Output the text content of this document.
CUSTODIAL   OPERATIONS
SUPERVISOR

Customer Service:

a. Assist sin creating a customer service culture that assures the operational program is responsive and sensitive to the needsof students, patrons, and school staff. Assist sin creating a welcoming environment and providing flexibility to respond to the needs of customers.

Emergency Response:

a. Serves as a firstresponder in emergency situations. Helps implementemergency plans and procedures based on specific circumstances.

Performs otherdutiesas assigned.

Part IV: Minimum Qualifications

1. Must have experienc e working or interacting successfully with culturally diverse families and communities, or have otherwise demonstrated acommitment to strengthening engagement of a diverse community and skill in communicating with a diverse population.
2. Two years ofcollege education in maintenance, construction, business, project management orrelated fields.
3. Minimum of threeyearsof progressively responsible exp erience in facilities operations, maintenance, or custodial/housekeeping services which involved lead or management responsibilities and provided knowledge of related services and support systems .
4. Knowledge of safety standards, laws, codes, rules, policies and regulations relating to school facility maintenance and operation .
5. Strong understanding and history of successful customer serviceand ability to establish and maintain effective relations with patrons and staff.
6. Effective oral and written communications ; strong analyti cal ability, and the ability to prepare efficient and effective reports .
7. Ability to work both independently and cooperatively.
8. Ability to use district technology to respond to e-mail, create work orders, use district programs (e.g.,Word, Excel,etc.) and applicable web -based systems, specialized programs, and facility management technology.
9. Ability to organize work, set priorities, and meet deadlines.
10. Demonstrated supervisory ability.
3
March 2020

= = = = =

Exercise goal: Extract, from the listing above, every line where the string "staff" occurs.

Finished task:
a. Assist sin creating a customer service culture that assures the operational program is responsive and sensitive to the needsof students, patrons, and school staff. Assist sin creating a welcoming environment and providing flexibility to respond to the needs of customers.
5. Strong understanding and history of successful customer serviceand ability to establish and maintain effective relations with patrons and staff.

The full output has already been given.